What to work on: Copy out, word for word, the rows from the line with "Segment this screenshot: for" up to and including the line with "product-card[interactable]: CE&ISO9001 PV".
* start Data to use *
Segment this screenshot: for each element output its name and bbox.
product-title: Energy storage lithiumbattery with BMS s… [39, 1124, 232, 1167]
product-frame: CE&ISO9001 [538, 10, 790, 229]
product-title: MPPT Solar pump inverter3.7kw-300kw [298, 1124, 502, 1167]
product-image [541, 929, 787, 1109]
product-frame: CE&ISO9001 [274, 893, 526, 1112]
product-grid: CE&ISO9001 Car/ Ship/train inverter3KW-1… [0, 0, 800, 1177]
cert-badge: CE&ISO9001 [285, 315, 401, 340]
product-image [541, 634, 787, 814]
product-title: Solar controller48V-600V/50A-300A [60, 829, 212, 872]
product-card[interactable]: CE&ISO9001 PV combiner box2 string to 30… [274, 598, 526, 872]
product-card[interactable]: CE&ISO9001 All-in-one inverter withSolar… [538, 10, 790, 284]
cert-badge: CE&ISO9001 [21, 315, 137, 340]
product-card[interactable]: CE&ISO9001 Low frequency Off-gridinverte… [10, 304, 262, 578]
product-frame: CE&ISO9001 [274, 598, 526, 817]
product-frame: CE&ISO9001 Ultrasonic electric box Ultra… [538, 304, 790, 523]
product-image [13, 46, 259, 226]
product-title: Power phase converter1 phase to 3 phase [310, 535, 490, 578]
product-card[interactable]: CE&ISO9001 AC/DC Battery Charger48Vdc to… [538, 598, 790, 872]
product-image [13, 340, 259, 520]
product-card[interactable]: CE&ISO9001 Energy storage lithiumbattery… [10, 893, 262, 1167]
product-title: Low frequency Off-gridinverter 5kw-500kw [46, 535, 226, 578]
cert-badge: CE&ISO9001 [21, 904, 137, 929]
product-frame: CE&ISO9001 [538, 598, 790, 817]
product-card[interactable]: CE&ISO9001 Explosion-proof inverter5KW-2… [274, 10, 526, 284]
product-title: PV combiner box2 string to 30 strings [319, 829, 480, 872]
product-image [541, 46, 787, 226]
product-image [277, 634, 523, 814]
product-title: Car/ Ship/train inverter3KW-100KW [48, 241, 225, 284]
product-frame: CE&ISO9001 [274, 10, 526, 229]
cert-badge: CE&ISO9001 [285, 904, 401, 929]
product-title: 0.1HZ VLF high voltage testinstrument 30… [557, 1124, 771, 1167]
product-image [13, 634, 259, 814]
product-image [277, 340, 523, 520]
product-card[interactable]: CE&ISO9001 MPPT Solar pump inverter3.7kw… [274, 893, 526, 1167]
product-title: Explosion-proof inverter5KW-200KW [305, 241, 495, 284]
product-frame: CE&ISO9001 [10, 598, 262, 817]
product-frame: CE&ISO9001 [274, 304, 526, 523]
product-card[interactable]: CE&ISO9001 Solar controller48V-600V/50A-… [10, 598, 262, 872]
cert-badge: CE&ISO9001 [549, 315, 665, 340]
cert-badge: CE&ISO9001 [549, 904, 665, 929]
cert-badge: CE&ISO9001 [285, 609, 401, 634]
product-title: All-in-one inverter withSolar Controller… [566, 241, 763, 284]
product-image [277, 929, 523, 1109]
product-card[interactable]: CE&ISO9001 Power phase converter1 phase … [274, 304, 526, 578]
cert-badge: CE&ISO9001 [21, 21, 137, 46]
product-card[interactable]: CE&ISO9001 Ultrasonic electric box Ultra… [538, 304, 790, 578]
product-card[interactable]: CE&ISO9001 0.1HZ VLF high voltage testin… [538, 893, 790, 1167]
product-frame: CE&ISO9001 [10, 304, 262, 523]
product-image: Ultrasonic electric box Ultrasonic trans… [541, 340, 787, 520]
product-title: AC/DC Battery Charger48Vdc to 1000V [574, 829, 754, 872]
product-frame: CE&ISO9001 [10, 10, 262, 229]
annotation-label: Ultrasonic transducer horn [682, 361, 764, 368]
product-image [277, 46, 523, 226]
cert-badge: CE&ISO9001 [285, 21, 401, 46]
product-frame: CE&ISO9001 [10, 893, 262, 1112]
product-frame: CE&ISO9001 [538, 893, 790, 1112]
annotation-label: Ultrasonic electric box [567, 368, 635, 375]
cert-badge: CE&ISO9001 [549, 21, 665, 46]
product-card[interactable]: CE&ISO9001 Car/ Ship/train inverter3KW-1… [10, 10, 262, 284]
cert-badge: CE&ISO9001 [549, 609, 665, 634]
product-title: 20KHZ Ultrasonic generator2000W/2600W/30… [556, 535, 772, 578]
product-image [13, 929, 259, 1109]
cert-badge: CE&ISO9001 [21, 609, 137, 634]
* end Data to use *
* start Data to use *
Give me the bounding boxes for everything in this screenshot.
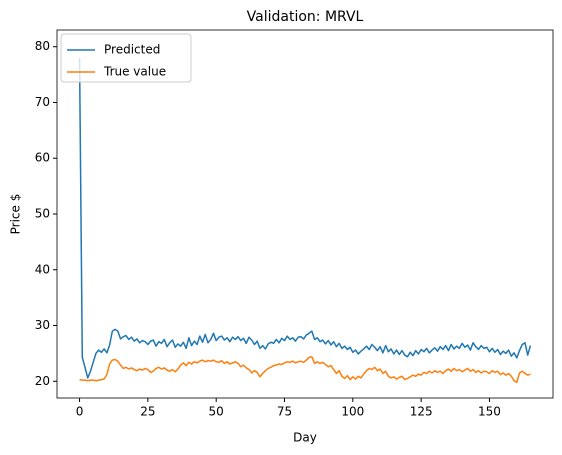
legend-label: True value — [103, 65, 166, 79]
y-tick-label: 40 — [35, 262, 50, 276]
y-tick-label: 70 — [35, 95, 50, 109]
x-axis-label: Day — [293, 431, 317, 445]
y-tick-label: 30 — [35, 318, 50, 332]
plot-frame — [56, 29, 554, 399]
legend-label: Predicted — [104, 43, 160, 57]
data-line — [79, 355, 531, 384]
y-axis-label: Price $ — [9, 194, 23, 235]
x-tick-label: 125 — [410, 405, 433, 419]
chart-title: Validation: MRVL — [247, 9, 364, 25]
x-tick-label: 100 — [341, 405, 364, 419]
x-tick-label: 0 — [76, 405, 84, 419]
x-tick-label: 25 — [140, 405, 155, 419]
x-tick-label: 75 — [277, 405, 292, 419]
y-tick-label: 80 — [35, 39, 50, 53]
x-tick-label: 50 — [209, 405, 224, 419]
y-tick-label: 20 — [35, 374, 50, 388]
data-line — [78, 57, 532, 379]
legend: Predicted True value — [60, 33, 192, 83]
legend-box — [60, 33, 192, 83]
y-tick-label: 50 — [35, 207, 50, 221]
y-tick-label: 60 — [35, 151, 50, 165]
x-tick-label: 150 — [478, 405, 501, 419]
* end Data to use *
* start Data to use *
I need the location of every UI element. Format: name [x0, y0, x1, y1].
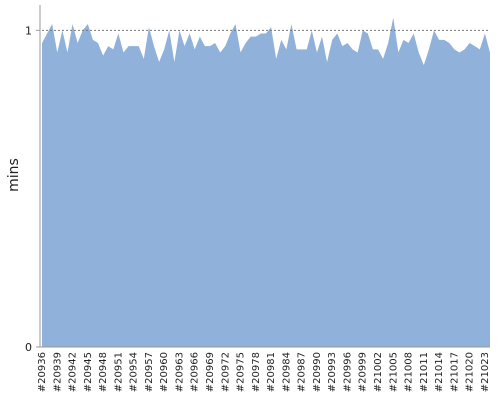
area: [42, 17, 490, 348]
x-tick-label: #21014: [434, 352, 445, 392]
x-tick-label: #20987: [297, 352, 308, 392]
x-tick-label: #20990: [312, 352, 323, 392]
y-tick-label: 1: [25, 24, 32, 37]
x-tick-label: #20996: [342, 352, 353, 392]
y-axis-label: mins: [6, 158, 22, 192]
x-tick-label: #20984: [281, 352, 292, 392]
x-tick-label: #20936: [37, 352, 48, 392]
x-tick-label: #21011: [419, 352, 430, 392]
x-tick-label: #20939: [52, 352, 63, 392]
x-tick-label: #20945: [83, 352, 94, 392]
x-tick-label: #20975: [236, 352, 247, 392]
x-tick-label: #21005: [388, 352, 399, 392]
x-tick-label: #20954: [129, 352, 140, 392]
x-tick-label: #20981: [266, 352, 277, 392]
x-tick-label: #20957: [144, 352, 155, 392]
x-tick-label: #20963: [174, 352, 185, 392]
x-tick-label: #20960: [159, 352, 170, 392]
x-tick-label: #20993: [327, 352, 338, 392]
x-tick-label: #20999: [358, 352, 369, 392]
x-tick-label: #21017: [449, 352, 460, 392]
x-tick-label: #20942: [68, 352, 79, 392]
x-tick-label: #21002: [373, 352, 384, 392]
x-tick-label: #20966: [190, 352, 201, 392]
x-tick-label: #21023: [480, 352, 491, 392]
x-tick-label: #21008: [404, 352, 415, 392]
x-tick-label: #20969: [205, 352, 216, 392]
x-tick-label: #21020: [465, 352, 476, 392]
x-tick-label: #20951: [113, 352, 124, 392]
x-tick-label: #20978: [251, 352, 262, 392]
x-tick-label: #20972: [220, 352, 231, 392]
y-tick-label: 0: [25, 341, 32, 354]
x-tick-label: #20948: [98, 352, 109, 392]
* end Data to use *
Task solution:
Segment this screenshot: for each element output its name and bbox.
product-title: Energy storage lithiumbattery with BMS s… [39, 1124, 232, 1167]
product-frame: CE&ISO9001 [538, 10, 790, 229]
product-title: MPPT Solar pump inverter3.7kw-300kw [298, 1124, 502, 1167]
product-image [541, 929, 787, 1109]
product-frame: CE&ISO9001 [274, 893, 526, 1112]
product-grid: CE&ISO9001 Car/ Ship/train inverter3KW-1… [0, 0, 800, 1177]
cert-badge: CE&ISO9001 [285, 315, 401, 340]
product-image [541, 634, 787, 814]
product-title: Solar controller48V-600V/50A-300A [60, 829, 212, 872]
product-card[interactable]: CE&ISO9001 PV combiner box2 string to 30… [274, 598, 526, 872]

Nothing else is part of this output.